■ **SUPPLIED RECORDS**:
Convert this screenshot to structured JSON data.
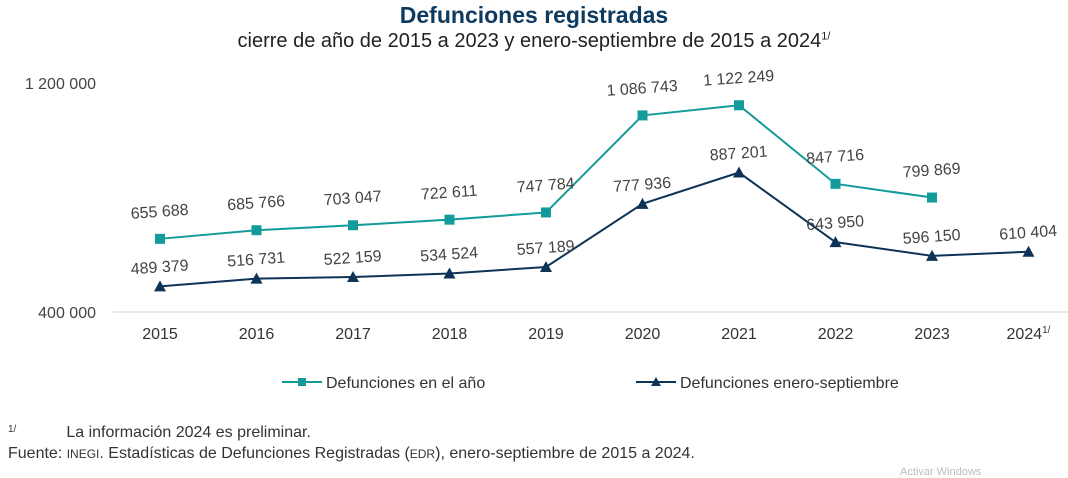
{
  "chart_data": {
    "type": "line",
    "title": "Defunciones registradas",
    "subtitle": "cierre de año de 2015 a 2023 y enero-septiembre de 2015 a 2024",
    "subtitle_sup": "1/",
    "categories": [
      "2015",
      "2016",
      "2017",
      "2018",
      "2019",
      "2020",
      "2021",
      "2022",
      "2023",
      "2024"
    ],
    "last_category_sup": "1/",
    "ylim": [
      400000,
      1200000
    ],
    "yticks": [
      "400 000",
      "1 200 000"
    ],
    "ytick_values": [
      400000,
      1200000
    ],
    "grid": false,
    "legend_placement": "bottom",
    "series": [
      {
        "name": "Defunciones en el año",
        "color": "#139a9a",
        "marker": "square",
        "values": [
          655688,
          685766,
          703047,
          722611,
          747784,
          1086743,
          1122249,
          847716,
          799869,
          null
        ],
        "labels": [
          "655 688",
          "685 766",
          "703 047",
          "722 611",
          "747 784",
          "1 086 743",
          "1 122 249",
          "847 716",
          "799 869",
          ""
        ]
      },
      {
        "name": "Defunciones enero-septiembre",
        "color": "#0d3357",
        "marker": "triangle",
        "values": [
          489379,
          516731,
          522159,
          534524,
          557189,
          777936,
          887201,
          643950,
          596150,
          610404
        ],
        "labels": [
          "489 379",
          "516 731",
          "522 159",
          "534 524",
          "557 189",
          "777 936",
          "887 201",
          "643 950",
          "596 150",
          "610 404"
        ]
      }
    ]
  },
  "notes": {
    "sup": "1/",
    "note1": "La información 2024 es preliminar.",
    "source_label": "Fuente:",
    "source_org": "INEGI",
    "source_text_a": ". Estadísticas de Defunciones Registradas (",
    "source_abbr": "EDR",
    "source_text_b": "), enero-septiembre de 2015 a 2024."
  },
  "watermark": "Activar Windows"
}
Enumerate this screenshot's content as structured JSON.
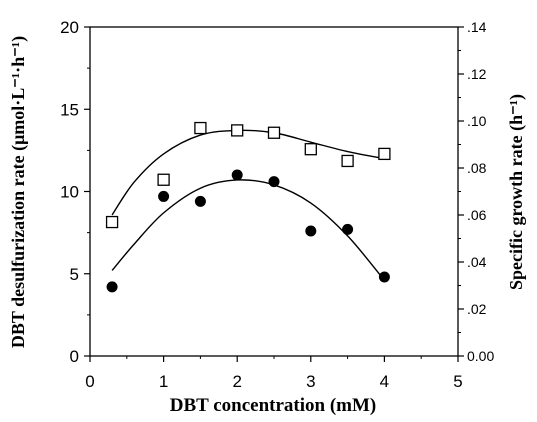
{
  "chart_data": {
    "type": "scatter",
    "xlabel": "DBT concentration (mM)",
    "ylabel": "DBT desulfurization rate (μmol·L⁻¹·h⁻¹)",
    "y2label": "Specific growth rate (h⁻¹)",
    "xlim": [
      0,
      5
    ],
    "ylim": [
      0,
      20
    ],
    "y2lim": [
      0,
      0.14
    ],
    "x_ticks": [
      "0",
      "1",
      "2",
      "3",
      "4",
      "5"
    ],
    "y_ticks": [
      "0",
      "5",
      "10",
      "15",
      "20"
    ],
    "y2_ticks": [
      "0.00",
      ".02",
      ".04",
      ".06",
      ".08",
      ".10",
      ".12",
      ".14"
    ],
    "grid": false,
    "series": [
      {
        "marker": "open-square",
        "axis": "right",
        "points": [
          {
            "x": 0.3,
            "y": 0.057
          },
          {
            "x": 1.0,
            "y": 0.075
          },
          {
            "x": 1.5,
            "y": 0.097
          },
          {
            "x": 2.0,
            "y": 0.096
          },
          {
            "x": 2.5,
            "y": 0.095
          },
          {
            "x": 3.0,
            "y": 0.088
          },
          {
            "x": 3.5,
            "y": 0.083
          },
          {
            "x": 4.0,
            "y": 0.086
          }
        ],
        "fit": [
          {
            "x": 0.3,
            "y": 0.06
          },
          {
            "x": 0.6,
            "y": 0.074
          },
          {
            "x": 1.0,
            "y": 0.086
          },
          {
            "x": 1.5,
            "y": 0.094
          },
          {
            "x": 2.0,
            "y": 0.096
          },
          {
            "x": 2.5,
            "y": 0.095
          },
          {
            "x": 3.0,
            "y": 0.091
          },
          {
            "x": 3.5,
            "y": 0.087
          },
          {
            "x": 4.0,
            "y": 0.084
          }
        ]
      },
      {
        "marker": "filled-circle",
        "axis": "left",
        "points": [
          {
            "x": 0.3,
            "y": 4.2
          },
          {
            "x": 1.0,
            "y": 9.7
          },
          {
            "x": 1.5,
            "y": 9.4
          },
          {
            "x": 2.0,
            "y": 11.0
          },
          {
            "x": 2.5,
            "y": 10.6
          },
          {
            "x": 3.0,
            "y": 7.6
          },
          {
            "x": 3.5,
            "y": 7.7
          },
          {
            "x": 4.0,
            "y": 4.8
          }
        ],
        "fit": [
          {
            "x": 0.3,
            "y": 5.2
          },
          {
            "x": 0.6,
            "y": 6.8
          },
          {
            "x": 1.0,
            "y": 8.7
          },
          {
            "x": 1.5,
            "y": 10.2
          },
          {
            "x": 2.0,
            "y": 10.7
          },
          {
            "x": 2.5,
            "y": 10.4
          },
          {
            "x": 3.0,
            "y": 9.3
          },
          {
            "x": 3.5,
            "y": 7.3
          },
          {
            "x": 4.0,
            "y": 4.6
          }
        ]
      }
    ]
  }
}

■ **BRIEF**: Go through the listing above and quote it exactly, apart from its images.

■ **REPLY TO THE TASK**:
Convert this screenshot to structured JSON data.
{
  "chart_data": {
    "type": "line",
    "title": "Defunciones registradas",
    "subtitle": "cierre de año de 2015 a 2023 y enero-septiembre de 2015 a 2024",
    "subtitle_sup": "1/",
    "categories": [
      "2015",
      "2016",
      "2017",
      "2018",
      "2019",
      "2020",
      "2021",
      "2022",
      "2023",
      "2024"
    ],
    "last_category_sup": "1/",
    "ylim": [
      400000,
      1200000
    ],
    "yticks": [
      "400 000",
      "1 200 000"
    ],
    "ytick_values": [
      400000,
      1200000
    ],
    "grid": false,
    "legend_placement": "bottom",
    "series": [
      {
        "name": "Defunciones en el año",
        "color": "#139a9a",
        "marker": "square",
        "values": [
          655688,
          685766,
          703047,
          722611,
          747784,
          1086743,
          1122249,
          847716,
          799869,
          null
        ],
        "labels": [
          "655 688",
          "685 766",
          "703 047",
          "722 611",
          "747 784",
          "1 086 743",
          "1 122 249",
          "847 716",
          "799 869",
          ""
        ]
      },
      {
        "name": "Defunciones enero-septiembre",
        "color": "#0d3357",
        "marker": "triangle",
        "values": [
          489379,
          516731,
          522159,
          534524,
          557189,
          777936,
          887201,
          643950,
          596150,
          610404
        ],
        "labels": [
          "489 379",
          "516 731",
          "522 159",
          "534 524",
          "557 189",
          "777 936",
          "887 201",
          "643 950",
          "596 150",
          "610 404"
        ]
      }
    ]
  },
  "notes": {
    "sup": "1/",
    "note1": "La información 2024 es preliminar.",
    "source_label": "Fuente:",
    "source_org": "INEGI",
    "source_text_a": ". Estadísticas de Defunciones Registradas (",
    "source_abbr": "EDR",
    "source_text_b": "), enero-septiembre de 2015 a 2024."
  },
  "watermark": "Activar Windows"
}
Enumerate this screenshot's content as structured JSON.
{
  "chart_data": {
    "type": "scatter",
    "xlabel": "DBT concentration (mM)",
    "ylabel": "DBT desulfurization rate (μmol·L⁻¹·h⁻¹)",
    "y2label": "Specific growth rate (h⁻¹)",
    "xlim": [
      0,
      5
    ],
    "ylim": [
      0,
      20
    ],
    "y2lim": [
      0,
      0.14
    ],
    "x_ticks": [
      "0",
      "1",
      "2",
      "3",
      "4",
      "5"
    ],
    "y_ticks": [
      "0",
      "5",
      "10",
      "15",
      "20"
    ],
    "y2_ticks": [
      "0.00",
      ".02",
      ".04",
      ".06",
      ".08",
      ".10",
      ".12",
      ".14"
    ],
    "grid": false,
    "series": [
      {
        "marker": "open-square",
        "axis": "right",
        "points": [
          {
            "x": 0.3,
            "y": 0.057
          },
          {
            "x": 1.0,
            "y": 0.075
          },
          {
            "x": 1.5,
            "y": 0.097
          },
          {
            "x": 2.0,
            "y": 0.096
          },
          {
            "x": 2.5,
            "y": 0.095
          },
          {
            "x": 3.0,
            "y": 0.088
          },
          {
            "x": 3.5,
            "y": 0.083
          },
          {
            "x": 4.0,
            "y": 0.086
          }
        ],
        "fit": [
          {
            "x": 0.3,
            "y": 0.06
          },
          {
            "x": 0.6,
            "y": 0.074
          },
          {
            "x": 1.0,
            "y": 0.086
          },
          {
            "x": 1.5,
            "y": 0.094
          },
          {
            "x": 2.0,
            "y": 0.096
          },
          {
            "x": 2.5,
            "y": 0.095
          },
          {
            "x": 3.0,
            "y": 0.091
          },
          {
            "x": 3.5,
            "y": 0.087
          },
          {
            "x": 4.0,
            "y": 0.084
          }
        ]
      },
      {
        "marker": "filled-circle",
        "axis": "left",
        "points": [
          {
            "x": 0.3,
            "y": 4.2
          },
          {
            "x": 1.0,
            "y": 9.7
          },
          {
            "x": 1.5,
            "y": 9.4
          },
          {
            "x": 2.0,
            "y": 11.0
          },
          {
            "x": 2.5,
            "y": 10.6
          },
          {
            "x": 3.0,
            "y": 7.6
          },
          {
            "x": 3.5,
            "y": 7.7
          },
          {
            "x": 4.0,
            "y": 4.8
          }
        ],
        "fit": [
          {
            "x": 0.3,
            "y": 5.2
          },
          {
            "x": 0.6,
            "y": 6.8
          },
          {
            "x": 1.0,
            "y": 8.7
          },
          {
            "x": 1.5,
            "y": 10.2
          },
          {
            "x": 2.0,
            "y": 10.7
          },
          {
            "x": 2.5,
            "y": 10.4
          },
          {
            "x": 3.0,
            "y": 9.3
          },
          {
            "x": 3.5,
            "y": 7.3
          },
          {
            "x": 4.0,
            "y": 4.6
          }
        ]
      }
    ]
  }
}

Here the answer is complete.